* Instructions to follow *
Lines holding the string "FOCUS" are the ones to copy from this listing.

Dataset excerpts
********************

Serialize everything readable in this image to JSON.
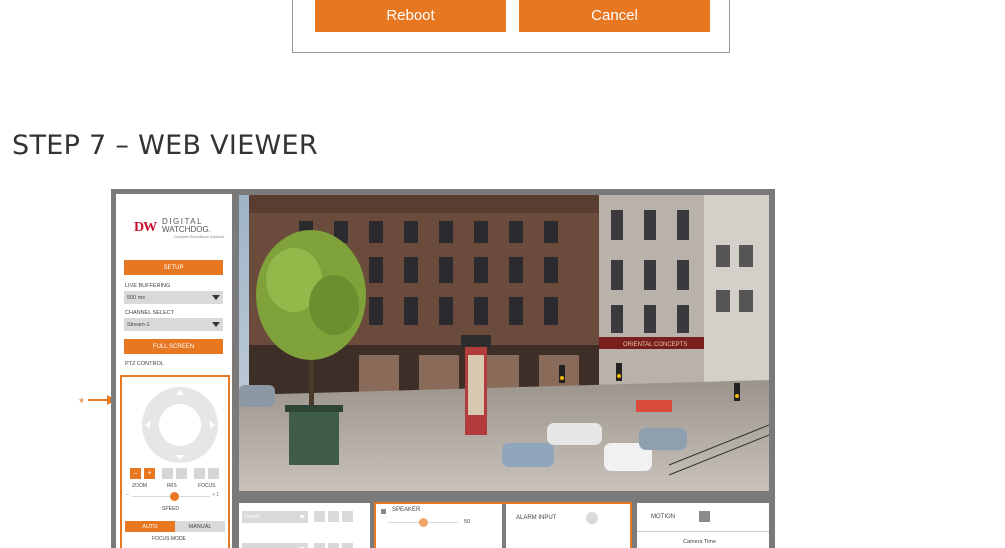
{
  "dialog": {
    "reboot_label": "Reboot",
    "cancel_label": "Cancel"
  },
  "heading": "STEP 7 – WEB VIEWER",
  "annotation": {
    "marker": "*"
  },
  "viewer": {
    "logo": {
      "mark": "DW",
      "line1": "DIGITAL",
      "line2": "WATCHDOG.",
      "tagline": "Complete Surveillance Solutions"
    },
    "sidebar": {
      "setup_label": "SETUP",
      "live_buffering_label": "LIVE BUFFERING",
      "live_buffering_value": "500 ms",
      "channel_select_label": "CHANNEL SELECT",
      "channel_select_value": "Stream-1",
      "full_screen_label": "FULL SCREEN",
      "ptz_control_label": "PTZ CONTROL",
      "ptz": {
        "zoom_out": "–",
        "zoom_in": "+",
        "zoom_label": "ZOOM",
        "iris_label": "IRIS",
        "focus_label": "FOCUS",
        "speed_min": "–",
        "speed_max": "+ 1",
        "speed_label": "SPEED",
        "speed_level": 0.55,
        "auto_label": "AUTO",
        "manual_label": "MANUAL",
        "focus_mode_label": "FOCUS MODE"
      }
    },
    "bottom": {
      "preset_placeholder": "Preset",
      "speaker_label": "SPEAKER",
      "speaker_value": "50",
      "speaker_level": 0.5,
      "alarm_input_label": "ALARM INPUT",
      "motion_label": "MOTION",
      "camera_time_label": "Camera Time"
    },
    "camera": {
      "shop_sign": "ORIENTAL CONCEPTS"
    }
  },
  "colors": {
    "accent": "#e87722",
    "frame": "#7a7a7a"
  }
}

********************

* Result for this task *
        "focus_label": "FOCUS",
        "focus_mode_label": "FOCUS MODE"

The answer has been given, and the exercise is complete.